Repeat each line exactly, leaving nothing out.

↓

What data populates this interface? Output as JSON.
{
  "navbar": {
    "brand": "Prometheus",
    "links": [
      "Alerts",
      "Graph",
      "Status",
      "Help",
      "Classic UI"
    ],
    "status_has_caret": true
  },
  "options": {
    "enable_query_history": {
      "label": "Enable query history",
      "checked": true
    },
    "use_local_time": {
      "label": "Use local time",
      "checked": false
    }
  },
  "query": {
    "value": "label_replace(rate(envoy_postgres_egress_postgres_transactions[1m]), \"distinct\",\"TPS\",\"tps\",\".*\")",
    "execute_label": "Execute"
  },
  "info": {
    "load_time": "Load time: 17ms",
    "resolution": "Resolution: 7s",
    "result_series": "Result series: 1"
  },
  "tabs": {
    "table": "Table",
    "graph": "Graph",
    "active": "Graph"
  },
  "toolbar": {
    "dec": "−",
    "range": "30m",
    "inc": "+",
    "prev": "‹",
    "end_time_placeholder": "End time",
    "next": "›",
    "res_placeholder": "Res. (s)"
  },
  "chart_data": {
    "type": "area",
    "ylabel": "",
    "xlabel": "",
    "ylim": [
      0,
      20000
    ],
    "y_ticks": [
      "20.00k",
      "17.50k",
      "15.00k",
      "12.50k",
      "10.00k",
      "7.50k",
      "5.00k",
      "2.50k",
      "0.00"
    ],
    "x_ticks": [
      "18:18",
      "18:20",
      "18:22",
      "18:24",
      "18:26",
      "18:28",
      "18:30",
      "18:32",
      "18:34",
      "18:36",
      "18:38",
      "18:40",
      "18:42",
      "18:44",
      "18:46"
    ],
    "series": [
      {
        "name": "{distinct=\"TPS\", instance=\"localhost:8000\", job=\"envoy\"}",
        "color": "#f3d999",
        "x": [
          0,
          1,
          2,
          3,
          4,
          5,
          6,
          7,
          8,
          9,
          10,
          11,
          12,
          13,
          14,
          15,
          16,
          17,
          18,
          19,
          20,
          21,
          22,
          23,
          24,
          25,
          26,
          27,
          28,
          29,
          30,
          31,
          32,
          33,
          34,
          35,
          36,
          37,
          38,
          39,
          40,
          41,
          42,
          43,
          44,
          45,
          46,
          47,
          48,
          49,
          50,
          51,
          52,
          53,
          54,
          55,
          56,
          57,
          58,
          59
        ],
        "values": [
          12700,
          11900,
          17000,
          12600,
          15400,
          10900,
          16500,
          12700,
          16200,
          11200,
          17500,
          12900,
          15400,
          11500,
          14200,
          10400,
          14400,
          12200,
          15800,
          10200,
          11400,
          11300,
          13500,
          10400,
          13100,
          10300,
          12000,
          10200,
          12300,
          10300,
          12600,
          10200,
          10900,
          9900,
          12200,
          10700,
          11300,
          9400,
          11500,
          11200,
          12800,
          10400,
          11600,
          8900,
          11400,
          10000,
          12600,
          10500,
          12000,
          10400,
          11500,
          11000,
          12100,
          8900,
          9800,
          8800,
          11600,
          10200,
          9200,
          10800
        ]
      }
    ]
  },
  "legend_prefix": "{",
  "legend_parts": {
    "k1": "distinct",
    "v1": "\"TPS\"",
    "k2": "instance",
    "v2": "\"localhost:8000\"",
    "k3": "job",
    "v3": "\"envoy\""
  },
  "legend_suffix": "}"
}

↑

* **Problem solution**
What data populates this interface? Output as JSON.
{
  "navbar": {
    "brand": "Prometheus",
    "links": [
      "Alerts",
      "Graph",
      "Status",
      "Help",
      "Classic UI"
    ],
    "status_has_caret": true
  },
  "options": {
    "enable_query_history": {
      "label": "Enable query history",
      "checked": true
    },
    "use_local_time": {
      "label": "Use local time",
      "checked": false
    }
  },
  "query": {
    "value": "label_replace(rate(envoy_postgres_egress_postgres_transactions[1m]), \"distinct\",\"TPS\",\"tps\",\".*\")",
    "execute_label": "Execute"
  },
  "info": {
    "load_time": "Load time: 17ms",
    "resolution": "Resolution: 7s",
    "result_series": "Result series: 1"
  },
  "tabs": {
    "table": "Table",
    "graph": "Graph",
    "active": "Graph"
  },
  "toolbar": {
    "dec": "−",
    "range": "30m",
    "inc": "+",
    "prev": "‹",
    "end_time_placeholder": "End time",
    "next": "›",
    "res_placeholder": "Res. (s)"
  },
  "chart_data": {
    "type": "area",
    "ylabel": "",
    "xlabel": "",
    "ylim": [
      0,
      20000
    ],
    "y_ticks": [
      "20.00k",
      "17.50k",
      "15.00k",
      "12.50k",
      "10.00k",
      "7.50k",
      "5.00k",
      "2.50k",
      "0.00"
    ],
    "x_ticks": [
      "18:18",
      "18:20",
      "18:22",
      "18:24",
      "18:26",
      "18:28",
      "18:30",
      "18:32",
      "18:34",
      "18:36",
      "18:38",
      "18:40",
      "18:42",
      "18:44",
      "18:46"
    ],
    "series": [
      {
        "name": "{distinct=\"TPS\", instance=\"localhost:8000\", job=\"envoy\"}",
        "color": "#f3d999",
        "x": [
          0,
          1,
          2,
          3,
          4,
          5,
          6,
          7,
          8,
          9,
          10,
          11,
          12,
          13,
          14,
          15,
          16,
          17,
          18,
          19,
          20,
          21,
          22,
          23,
          24,
          25,
          26,
          27,
          28,
          29,
          30,
          31,
          32,
          33,
          34,
          35,
          36,
          37,
          38,
          39,
          40,
          41,
          42,
          43,
          44,
          45,
          46,
          47,
          48,
          49,
          50,
          51,
          52,
          53,
          54,
          55,
          56,
          57,
          58,
          59
        ],
        "values": [
          12700,
          11900,
          17000,
          12600,
          15400,
          10900,
          16500,
          12700,
          16200,
          11200,
          17500,
          12900,
          15400,
          11500,
          14200,
          10400,
          14400,
          12200,
          15800,
          10200,
          11400,
          11300,
          13500,
          10400,
          13100,
          10300,
          12000,
          10200,
          12300,
          10300,
          12600,
          10200,
          10900,
          9900,
          12200,
          10700,
          11300,
          9400,
          11500,
          11200,
          12800,
          10400,
          11600,
          8900,
          11400,
          10000,
          12600,
          10500,
          12000,
          10400,
          11500,
          11000,
          12100,
          8900,
          9800,
          8800,
          11600,
          10200,
          9200,
          10800
        ]
      }
    ]
  },
  "legend_prefix": "{",
  "legend_parts": {
    "k1": "distinct",
    "v1": "\"TPS\"",
    "k2": "instance",
    "v2": "\"localhost:8000\"",
    "k3": "job",
    "v3": "\"envoy\""
  },
  "legend_suffix": "}"
}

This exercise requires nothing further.